╭─ Data in this exercise

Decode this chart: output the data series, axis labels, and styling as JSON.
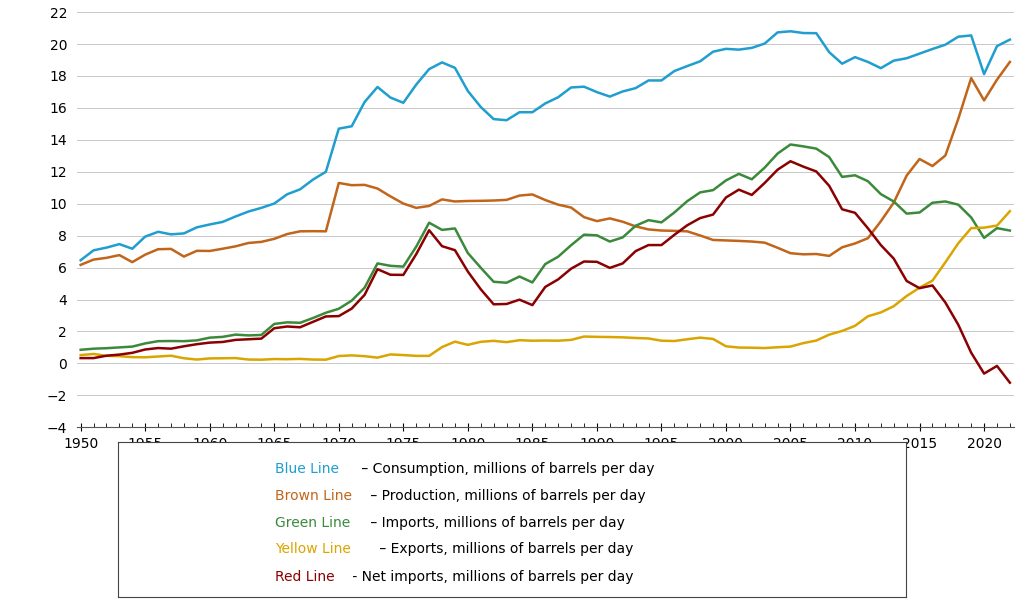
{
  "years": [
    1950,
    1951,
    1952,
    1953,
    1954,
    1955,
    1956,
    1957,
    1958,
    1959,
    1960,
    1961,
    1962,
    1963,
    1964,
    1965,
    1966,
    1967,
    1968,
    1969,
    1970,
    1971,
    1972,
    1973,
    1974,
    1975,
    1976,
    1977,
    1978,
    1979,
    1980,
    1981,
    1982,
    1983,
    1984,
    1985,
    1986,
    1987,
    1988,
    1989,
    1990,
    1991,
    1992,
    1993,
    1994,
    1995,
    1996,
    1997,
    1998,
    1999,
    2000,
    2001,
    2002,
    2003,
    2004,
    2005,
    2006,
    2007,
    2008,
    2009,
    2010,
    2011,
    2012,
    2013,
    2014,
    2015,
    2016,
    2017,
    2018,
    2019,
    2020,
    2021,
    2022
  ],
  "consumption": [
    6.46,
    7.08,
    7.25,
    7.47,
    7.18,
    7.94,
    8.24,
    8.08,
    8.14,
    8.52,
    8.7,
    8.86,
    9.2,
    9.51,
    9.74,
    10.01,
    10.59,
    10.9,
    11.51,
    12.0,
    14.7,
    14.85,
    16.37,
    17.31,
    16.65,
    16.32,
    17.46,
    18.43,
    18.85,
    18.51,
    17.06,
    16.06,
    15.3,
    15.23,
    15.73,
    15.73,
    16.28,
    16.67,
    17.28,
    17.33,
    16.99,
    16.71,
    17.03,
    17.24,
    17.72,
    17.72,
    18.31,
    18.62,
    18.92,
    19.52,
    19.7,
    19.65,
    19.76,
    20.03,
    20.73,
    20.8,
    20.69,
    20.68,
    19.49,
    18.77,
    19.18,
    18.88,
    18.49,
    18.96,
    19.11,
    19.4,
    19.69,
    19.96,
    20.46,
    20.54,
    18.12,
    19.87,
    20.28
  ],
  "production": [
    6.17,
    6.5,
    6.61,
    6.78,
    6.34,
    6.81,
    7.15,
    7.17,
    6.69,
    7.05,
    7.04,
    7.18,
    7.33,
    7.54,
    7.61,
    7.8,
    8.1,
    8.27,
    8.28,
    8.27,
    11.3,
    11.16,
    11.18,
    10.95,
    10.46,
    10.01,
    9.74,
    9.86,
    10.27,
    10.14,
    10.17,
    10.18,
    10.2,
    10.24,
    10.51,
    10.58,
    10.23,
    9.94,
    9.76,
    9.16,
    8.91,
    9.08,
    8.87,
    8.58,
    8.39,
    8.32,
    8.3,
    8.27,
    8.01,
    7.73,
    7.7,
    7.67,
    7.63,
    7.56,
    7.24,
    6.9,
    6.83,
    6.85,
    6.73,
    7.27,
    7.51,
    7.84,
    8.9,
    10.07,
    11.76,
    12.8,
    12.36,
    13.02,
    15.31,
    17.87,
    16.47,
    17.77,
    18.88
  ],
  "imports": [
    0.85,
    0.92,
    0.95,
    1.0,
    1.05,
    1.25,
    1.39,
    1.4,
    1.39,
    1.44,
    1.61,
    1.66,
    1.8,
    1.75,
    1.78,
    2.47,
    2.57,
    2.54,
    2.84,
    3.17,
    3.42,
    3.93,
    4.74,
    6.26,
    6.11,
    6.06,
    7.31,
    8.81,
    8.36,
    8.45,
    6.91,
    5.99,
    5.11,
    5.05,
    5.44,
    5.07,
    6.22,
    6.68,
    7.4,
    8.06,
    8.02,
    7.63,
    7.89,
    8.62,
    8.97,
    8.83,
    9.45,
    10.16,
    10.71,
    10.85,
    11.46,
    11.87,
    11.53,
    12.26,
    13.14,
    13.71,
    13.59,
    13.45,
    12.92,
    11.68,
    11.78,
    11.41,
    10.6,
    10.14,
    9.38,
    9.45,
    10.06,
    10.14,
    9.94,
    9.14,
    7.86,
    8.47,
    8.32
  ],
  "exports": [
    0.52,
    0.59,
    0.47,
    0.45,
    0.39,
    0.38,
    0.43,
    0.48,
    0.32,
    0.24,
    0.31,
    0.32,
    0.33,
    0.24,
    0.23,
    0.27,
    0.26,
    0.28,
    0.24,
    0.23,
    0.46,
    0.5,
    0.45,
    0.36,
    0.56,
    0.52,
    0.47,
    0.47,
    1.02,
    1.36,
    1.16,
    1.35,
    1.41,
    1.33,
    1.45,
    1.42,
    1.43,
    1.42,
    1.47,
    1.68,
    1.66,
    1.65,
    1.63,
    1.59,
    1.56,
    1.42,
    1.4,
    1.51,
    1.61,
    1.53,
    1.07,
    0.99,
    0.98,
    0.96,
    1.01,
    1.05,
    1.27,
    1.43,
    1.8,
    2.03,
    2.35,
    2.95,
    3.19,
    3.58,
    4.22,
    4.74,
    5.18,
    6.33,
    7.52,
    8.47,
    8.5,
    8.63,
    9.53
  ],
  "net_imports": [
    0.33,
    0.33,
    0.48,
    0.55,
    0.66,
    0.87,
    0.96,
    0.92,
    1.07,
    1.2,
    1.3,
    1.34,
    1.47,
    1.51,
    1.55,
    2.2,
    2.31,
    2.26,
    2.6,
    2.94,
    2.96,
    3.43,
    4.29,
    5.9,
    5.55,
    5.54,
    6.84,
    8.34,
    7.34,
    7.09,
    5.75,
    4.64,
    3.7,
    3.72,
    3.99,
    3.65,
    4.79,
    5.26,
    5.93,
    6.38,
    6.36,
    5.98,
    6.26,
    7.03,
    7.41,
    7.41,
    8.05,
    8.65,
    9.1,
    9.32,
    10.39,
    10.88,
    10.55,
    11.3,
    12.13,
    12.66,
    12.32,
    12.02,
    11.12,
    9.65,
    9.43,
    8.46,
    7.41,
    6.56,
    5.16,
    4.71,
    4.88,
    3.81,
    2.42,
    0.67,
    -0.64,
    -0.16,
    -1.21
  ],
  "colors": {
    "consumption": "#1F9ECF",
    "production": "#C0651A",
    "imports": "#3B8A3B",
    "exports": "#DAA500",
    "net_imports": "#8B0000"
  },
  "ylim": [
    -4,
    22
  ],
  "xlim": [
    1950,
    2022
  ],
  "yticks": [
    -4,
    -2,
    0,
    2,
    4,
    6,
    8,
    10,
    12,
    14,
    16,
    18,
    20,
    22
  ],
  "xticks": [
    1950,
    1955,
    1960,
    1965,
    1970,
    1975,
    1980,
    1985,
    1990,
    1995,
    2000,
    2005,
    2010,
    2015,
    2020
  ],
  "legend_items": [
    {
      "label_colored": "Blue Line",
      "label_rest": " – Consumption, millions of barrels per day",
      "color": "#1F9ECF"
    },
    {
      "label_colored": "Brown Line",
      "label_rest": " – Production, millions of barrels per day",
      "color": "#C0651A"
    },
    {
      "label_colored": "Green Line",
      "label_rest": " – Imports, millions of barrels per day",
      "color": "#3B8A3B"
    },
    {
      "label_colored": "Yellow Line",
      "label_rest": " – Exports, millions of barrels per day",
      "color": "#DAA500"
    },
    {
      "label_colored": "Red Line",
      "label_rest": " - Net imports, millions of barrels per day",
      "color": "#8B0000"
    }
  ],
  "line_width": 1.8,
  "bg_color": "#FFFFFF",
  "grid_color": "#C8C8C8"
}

╰─

§ Challenge: Copy the entries above faithfully and omit every image.

§ Final result:
Decode this chart: output the data series, axis labels, and styling as JSON.
{
  "years": [
    1950,
    1951,
    1952,
    1953,
    1954,
    1955,
    1956,
    1957,
    1958,
    1959,
    1960,
    1961,
    1962,
    1963,
    1964,
    1965,
    1966,
    1967,
    1968,
    1969,
    1970,
    1971,
    1972,
    1973,
    1974,
    1975,
    1976,
    1977,
    1978,
    1979,
    1980,
    1981,
    1982,
    1983,
    1984,
    1985,
    1986,
    1987,
    1988,
    1989,
    1990,
    1991,
    1992,
    1993,
    1994,
    1995,
    1996,
    1997,
    1998,
    1999,
    2000,
    2001,
    2002,
    2003,
    2004,
    2005,
    2006,
    2007,
    2008,
    2009,
    2010,
    2011,
    2012,
    2013,
    2014,
    2015,
    2016,
    2017,
    2018,
    2019,
    2020,
    2021,
    2022
  ],
  "consumption": [
    6.46,
    7.08,
    7.25,
    7.47,
    7.18,
    7.94,
    8.24,
    8.08,
    8.14,
    8.52,
    8.7,
    8.86,
    9.2,
    9.51,
    9.74,
    10.01,
    10.59,
    10.9,
    11.51,
    12.0,
    14.7,
    14.85,
    16.37,
    17.31,
    16.65,
    16.32,
    17.46,
    18.43,
    18.85,
    18.51,
    17.06,
    16.06,
    15.3,
    15.23,
    15.73,
    15.73,
    16.28,
    16.67,
    17.28,
    17.33,
    16.99,
    16.71,
    17.03,
    17.24,
    17.72,
    17.72,
    18.31,
    18.62,
    18.92,
    19.52,
    19.7,
    19.65,
    19.76,
    20.03,
    20.73,
    20.8,
    20.69,
    20.68,
    19.49,
    18.77,
    19.18,
    18.88,
    18.49,
    18.96,
    19.11,
    19.4,
    19.69,
    19.96,
    20.46,
    20.54,
    18.12,
    19.87,
    20.28
  ],
  "production": [
    6.17,
    6.5,
    6.61,
    6.78,
    6.34,
    6.81,
    7.15,
    7.17,
    6.69,
    7.05,
    7.04,
    7.18,
    7.33,
    7.54,
    7.61,
    7.8,
    8.1,
    8.27,
    8.28,
    8.27,
    11.3,
    11.16,
    11.18,
    10.95,
    10.46,
    10.01,
    9.74,
    9.86,
    10.27,
    10.14,
    10.17,
    10.18,
    10.2,
    10.24,
    10.51,
    10.58,
    10.23,
    9.94,
    9.76,
    9.16,
    8.91,
    9.08,
    8.87,
    8.58,
    8.39,
    8.32,
    8.3,
    8.27,
    8.01,
    7.73,
    7.7,
    7.67,
    7.63,
    7.56,
    7.24,
    6.9,
    6.83,
    6.85,
    6.73,
    7.27,
    7.51,
    7.84,
    8.9,
    10.07,
    11.76,
    12.8,
    12.36,
    13.02,
    15.31,
    17.87,
    16.47,
    17.77,
    18.88
  ],
  "imports": [
    0.85,
    0.92,
    0.95,
    1.0,
    1.05,
    1.25,
    1.39,
    1.4,
    1.39,
    1.44,
    1.61,
    1.66,
    1.8,
    1.75,
    1.78,
    2.47,
    2.57,
    2.54,
    2.84,
    3.17,
    3.42,
    3.93,
    4.74,
    6.26,
    6.11,
    6.06,
    7.31,
    8.81,
    8.36,
    8.45,
    6.91,
    5.99,
    5.11,
    5.05,
    5.44,
    5.07,
    6.22,
    6.68,
    7.4,
    8.06,
    8.02,
    7.63,
    7.89,
    8.62,
    8.97,
    8.83,
    9.45,
    10.16,
    10.71,
    10.85,
    11.46,
    11.87,
    11.53,
    12.26,
    13.14,
    13.71,
    13.59,
    13.45,
    12.92,
    11.68,
    11.78,
    11.41,
    10.6,
    10.14,
    9.38,
    9.45,
    10.06,
    10.14,
    9.94,
    9.14,
    7.86,
    8.47,
    8.32
  ],
  "exports": [
    0.52,
    0.59,
    0.47,
    0.45,
    0.39,
    0.38,
    0.43,
    0.48,
    0.32,
    0.24,
    0.31,
    0.32,
    0.33,
    0.24,
    0.23,
    0.27,
    0.26,
    0.28,
    0.24,
    0.23,
    0.46,
    0.5,
    0.45,
    0.36,
    0.56,
    0.52,
    0.47,
    0.47,
    1.02,
    1.36,
    1.16,
    1.35,
    1.41,
    1.33,
    1.45,
    1.42,
    1.43,
    1.42,
    1.47,
    1.68,
    1.66,
    1.65,
    1.63,
    1.59,
    1.56,
    1.42,
    1.4,
    1.51,
    1.61,
    1.53,
    1.07,
    0.99,
    0.98,
    0.96,
    1.01,
    1.05,
    1.27,
    1.43,
    1.8,
    2.03,
    2.35,
    2.95,
    3.19,
    3.58,
    4.22,
    4.74,
    5.18,
    6.33,
    7.52,
    8.47,
    8.5,
    8.63,
    9.53
  ],
  "net_imports": [
    0.33,
    0.33,
    0.48,
    0.55,
    0.66,
    0.87,
    0.96,
    0.92,
    1.07,
    1.2,
    1.3,
    1.34,
    1.47,
    1.51,
    1.55,
    2.2,
    2.31,
    2.26,
    2.6,
    2.94,
    2.96,
    3.43,
    4.29,
    5.9,
    5.55,
    5.54,
    6.84,
    8.34,
    7.34,
    7.09,
    5.75,
    4.64,
    3.7,
    3.72,
    3.99,
    3.65,
    4.79,
    5.26,
    5.93,
    6.38,
    6.36,
    5.98,
    6.26,
    7.03,
    7.41,
    7.41,
    8.05,
    8.65,
    9.1,
    9.32,
    10.39,
    10.88,
    10.55,
    11.3,
    12.13,
    12.66,
    12.32,
    12.02,
    11.12,
    9.65,
    9.43,
    8.46,
    7.41,
    6.56,
    5.16,
    4.71,
    4.88,
    3.81,
    2.42,
    0.67,
    -0.64,
    -0.16,
    -1.21
  ],
  "colors": {
    "consumption": "#1F9ECF",
    "production": "#C0651A",
    "imports": "#3B8A3B",
    "exports": "#DAA500",
    "net_imports": "#8B0000"
  },
  "ylim": [
    -4,
    22
  ],
  "xlim": [
    1950,
    2022
  ],
  "yticks": [
    -4,
    -2,
    0,
    2,
    4,
    6,
    8,
    10,
    12,
    14,
    16,
    18,
    20,
    22
  ],
  "xticks": [
    1950,
    1955,
    1960,
    1965,
    1970,
    1975,
    1980,
    1985,
    1990,
    1995,
    2000,
    2005,
    2010,
    2015,
    2020
  ],
  "legend_items": [
    {
      "label_colored": "Blue Line",
      "label_rest": " – Consumption, millions of barrels per day",
      "color": "#1F9ECF"
    },
    {
      "label_colored": "Brown Line",
      "label_rest": " – Production, millions of barrels per day",
      "color": "#C0651A"
    },
    {
      "label_colored": "Green Line",
      "label_rest": " – Imports, millions of barrels per day",
      "color": "#3B8A3B"
    },
    {
      "label_colored": "Yellow Line",
      "label_rest": " – Exports, millions of barrels per day",
      "color": "#DAA500"
    },
    {
      "label_colored": "Red Line",
      "label_rest": " - Net imports, millions of barrels per day",
      "color": "#8B0000"
    }
  ],
  "line_width": 1.8,
  "bg_color": "#FFFFFF",
  "grid_color": "#C8C8C8"
}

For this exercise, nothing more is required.